━━ Available data ━━
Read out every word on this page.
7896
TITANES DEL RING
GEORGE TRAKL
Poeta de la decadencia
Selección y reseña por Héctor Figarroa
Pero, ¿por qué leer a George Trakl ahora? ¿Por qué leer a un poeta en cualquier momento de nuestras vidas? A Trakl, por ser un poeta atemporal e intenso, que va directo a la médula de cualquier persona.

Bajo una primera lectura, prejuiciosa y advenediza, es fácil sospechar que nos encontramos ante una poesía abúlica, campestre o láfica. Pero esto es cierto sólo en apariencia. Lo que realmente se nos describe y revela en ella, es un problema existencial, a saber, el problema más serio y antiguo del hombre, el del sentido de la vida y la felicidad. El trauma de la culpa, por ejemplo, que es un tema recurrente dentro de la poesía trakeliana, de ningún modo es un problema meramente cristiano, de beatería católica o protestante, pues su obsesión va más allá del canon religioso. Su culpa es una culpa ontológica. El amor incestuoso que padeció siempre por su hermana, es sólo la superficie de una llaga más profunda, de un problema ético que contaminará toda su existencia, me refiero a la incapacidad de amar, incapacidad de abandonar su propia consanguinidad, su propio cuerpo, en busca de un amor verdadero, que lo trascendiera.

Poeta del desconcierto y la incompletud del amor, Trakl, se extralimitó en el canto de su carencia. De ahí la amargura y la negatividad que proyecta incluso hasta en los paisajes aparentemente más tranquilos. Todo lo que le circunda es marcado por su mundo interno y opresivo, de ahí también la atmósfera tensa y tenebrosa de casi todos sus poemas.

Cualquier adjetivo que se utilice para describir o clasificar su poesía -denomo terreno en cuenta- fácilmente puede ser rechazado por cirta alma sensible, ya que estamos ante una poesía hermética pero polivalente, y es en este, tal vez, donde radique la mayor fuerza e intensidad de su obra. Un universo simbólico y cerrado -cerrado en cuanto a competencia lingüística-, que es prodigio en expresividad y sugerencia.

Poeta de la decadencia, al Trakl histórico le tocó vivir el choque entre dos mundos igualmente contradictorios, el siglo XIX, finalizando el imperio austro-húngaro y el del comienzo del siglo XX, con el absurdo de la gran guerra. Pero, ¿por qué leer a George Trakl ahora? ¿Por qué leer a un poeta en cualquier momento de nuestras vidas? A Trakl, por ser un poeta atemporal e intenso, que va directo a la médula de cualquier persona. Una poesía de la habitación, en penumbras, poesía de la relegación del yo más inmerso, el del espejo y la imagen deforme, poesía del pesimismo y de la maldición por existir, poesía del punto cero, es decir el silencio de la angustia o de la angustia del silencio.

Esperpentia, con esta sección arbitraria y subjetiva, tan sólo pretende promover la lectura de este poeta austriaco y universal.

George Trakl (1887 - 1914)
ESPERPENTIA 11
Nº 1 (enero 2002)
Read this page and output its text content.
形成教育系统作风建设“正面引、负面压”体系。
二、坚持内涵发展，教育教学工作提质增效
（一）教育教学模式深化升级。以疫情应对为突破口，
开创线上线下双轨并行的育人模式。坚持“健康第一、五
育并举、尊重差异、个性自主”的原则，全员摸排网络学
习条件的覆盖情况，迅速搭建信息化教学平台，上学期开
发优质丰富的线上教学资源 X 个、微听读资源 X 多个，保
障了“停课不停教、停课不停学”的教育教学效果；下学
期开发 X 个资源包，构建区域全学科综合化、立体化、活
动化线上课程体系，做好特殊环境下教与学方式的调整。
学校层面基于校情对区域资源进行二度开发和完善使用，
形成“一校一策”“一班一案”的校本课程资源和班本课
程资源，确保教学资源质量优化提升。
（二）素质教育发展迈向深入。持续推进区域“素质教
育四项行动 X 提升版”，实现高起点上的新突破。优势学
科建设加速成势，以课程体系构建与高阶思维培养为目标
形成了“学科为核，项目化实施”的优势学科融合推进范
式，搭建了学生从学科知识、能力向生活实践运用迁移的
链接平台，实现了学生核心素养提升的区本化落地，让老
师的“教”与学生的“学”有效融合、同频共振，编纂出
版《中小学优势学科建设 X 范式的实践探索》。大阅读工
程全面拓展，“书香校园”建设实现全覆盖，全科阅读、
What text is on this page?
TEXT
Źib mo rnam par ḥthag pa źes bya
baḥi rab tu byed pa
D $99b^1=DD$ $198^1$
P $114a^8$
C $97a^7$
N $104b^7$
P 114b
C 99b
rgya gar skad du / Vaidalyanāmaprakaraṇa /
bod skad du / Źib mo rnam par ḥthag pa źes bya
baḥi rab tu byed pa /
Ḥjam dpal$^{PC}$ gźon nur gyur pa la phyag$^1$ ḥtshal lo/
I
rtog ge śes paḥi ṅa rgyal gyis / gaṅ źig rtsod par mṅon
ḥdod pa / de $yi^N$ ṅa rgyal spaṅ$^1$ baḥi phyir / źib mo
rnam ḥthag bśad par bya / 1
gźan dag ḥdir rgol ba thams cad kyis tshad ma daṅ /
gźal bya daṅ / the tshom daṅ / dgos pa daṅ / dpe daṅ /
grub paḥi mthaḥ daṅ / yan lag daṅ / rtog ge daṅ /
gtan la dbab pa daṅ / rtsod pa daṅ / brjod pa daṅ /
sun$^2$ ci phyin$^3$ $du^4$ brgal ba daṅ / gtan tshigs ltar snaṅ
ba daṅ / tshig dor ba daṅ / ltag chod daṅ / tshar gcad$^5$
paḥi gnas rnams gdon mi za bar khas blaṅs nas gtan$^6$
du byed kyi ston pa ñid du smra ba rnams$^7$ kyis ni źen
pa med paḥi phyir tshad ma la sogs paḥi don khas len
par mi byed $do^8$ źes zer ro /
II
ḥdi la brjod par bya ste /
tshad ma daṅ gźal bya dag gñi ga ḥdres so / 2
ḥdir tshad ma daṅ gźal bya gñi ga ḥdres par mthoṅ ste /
━━━
● Exercise
Faithfully transcribe the whole of the data.

● Solution to the problem
Read out every word on this page.
7896
TITANES DEL RING
GEORGE TRAKL
Poeta de la decadencia
Selección y reseña por Héctor Figarroa
Pero, ¿por qué leer a George Trakl ahora? ¿Por qué leer a un poeta en cualquier momento de nuestras vidas? A Trakl, por ser un poeta atemporal e intenso, que va directo a la médula de cualquier persona.

Bajo una primera lectura, prejuiciosa y advenediza, es fácil sospechar que nos encontramos ante una poesía abúlica, campestre o láfica. Pero esto es cierto sólo en apariencia. Lo que realmente se nos describe y revela en ella, es un problema existencial, a saber, el problema más serio y antiguo del hombre, el del sentido de la vida y la felicidad. El trauma de la culpa, por ejemplo, que es un tema recurrente dentro de la poesía trakeliana, de ningún modo es un problema meramente cristiano, de beatería católica o protestante, pues su obsesión va más allá del canon religioso. Su culpa es una culpa ontológica. El amor incestuoso que padeció siempre por su hermana, es sólo la superficie de una llaga más profunda, de un problema ético que contaminará toda su existencia, me refiero a la incapacidad de amar, incapacidad de abandonar su propia consanguinidad, su propio cuerpo, en busca de un amor verdadero, que lo trascendiera.

Poeta del desconcierto y la incompletud del amor, Trakl, se extralimitó en el canto de su carencia. De ahí la amargura y la negatividad que proyecta incluso hasta en los paisajes aparentemente más tranquilos. Todo lo que le circunda es marcado por su mundo interno y opresivo, de ahí también la atmósfera tensa y tenebrosa de casi todos sus poemas.

Cualquier adjetivo que se utilice para describir o clasificar su poesía -denomo terreno en cuenta- fácilmente puede ser rechazado por cirta alma sensible, ya que estamos ante una poesía hermética pero polivalente, y es en este, tal vez, donde radique la mayor fuerza e intensidad de su obra. Un universo simbólico y cerrado -cerrado en cuanto a competencia lingüística-, que es prodigio en expresividad y sugerencia.

Poeta de la decadencia, al Trakl histórico le tocó vivir el choque entre dos mundos igualmente contradictorios, el siglo XIX, finalizando el imperio austro-húngaro y el del comienzo del siglo XX, con el absurdo de la gran guerra. Pero, ¿por qué leer a George Trakl ahora? ¿Por qué leer a un poeta en cualquier momento de nuestras vidas? A Trakl, por ser un poeta atemporal e intenso, que va directo a la médula de cualquier persona. Una poesía de la habitación, en penumbras, poesía de la relegación del yo más inmerso, el del espejo y la imagen deforme, poesía del pesimismo y de la maldición por existir, poesía del punto cero, es decir el silencio de la angustia o de la angustia del silencio.

Esperpentia, con esta sección arbitraria y subjetiva, tan sólo pretende promover la lectura de este poeta austriaco y universal.

George Trakl (1887 - 1914)
ESPERPENTIA 11
Nº 1 (enero 2002)
Read this page and output its text content.
形成教育系统作风建设“正面引、负面压”体系。
二、坚持内涵发展，教育教学工作提质增效
（一）教育教学模式深化升级。以疫情应对为突破口，
开创线上线下双轨并行的育人模式。坚持“健康第一、五
育并举、尊重差异、个性自主”的原则，全员摸排网络学
习条件的覆盖情况，迅速搭建信息化教学平台，上学期开
发优质丰富的线上教学资源 X 个、微听读资源 X 多个，保
障了“停课不停教、停课不停学”的教育教学效果；下学
期开发 X 个资源包，构建区域全学科综合化、立体化、活
动化线上课程体系，做好特殊环境下教与学方式的调整。
学校层面基于校情对区域资源进行二度开发和完善使用，
形成“一校一策”“一班一案”的校本课程资源和班本课
程资源，确保教学资源质量优化提升。
（二）素质教育发展迈向深入。持续推进区域“素质教
育四项行动 X 提升版”，实现高起点上的新突破。优势学
科建设加速成势，以课程体系构建与高阶思维培养为目标
形成了“学科为核，项目化实施”的优势学科融合推进范
式，搭建了学生从学科知识、能力向生活实践运用迁移的
链接平台，实现了学生核心素养提升的区本化落地，让老
师的“教”与学生的“学”有效融合、同频共振，编纂出
版《中小学优势学科建设 X 范式的实践探索》。大阅读工
程全面拓展，“书香校园”建设实现全覆盖，全科阅读、
What text is on this page?
TEXT
Źib mo rnam par ḥthag pa źes bya
baḥi rab tu byed pa
D $99b^1=DD$ $198^1$
P $114a^8$
C $97a^7$
N $104b^7$
P 114b
C 99b
rgya gar skad du / Vaidalyanāmaprakaraṇa /
bod skad du / Źib mo rnam par ḥthag pa źes bya
baḥi rab tu byed pa /
Ḥjam dpal$^{PC}$ gźon nur gyur pa la phyag$^1$ ḥtshal lo/
I
rtog ge śes paḥi ṅa rgyal gyis / gaṅ źig rtsod par mṅon
ḥdod pa / de $yi^N$ ṅa rgyal spaṅ$^1$ baḥi phyir / źib mo
rnam ḥthag bśad par bya / 1
gźan dag ḥdir rgol ba thams cad kyis tshad ma daṅ /
gźal bya daṅ / the tshom daṅ / dgos pa daṅ / dpe daṅ /
grub paḥi mthaḥ daṅ / yan lag daṅ / rtog ge daṅ /
gtan la dbab pa daṅ / rtsod pa daṅ / brjod pa daṅ /
sun$^2$ ci phyin$^3$ $du^4$ brgal ba daṅ / gtan tshigs ltar snaṅ
ba daṅ / tshig dor ba daṅ / ltag chod daṅ / tshar gcad$^5$
paḥi gnas rnams gdon mi za bar khas blaṅs nas gtan$^6$
du byed kyi ston pa ñid du smra ba rnams$^7$ kyis ni źen
pa med paḥi phyir tshad ma la sogs paḥi don khas len
par mi byed $do^8$ źes zer ro /
II
ḥdi la brjod par bya ste /
tshad ma daṅ gźal bya dag gñi ga ḥdres so / 2
ḥdir tshad ma daṅ gźal bya gñi ga ḥdres par mthoṅ ste /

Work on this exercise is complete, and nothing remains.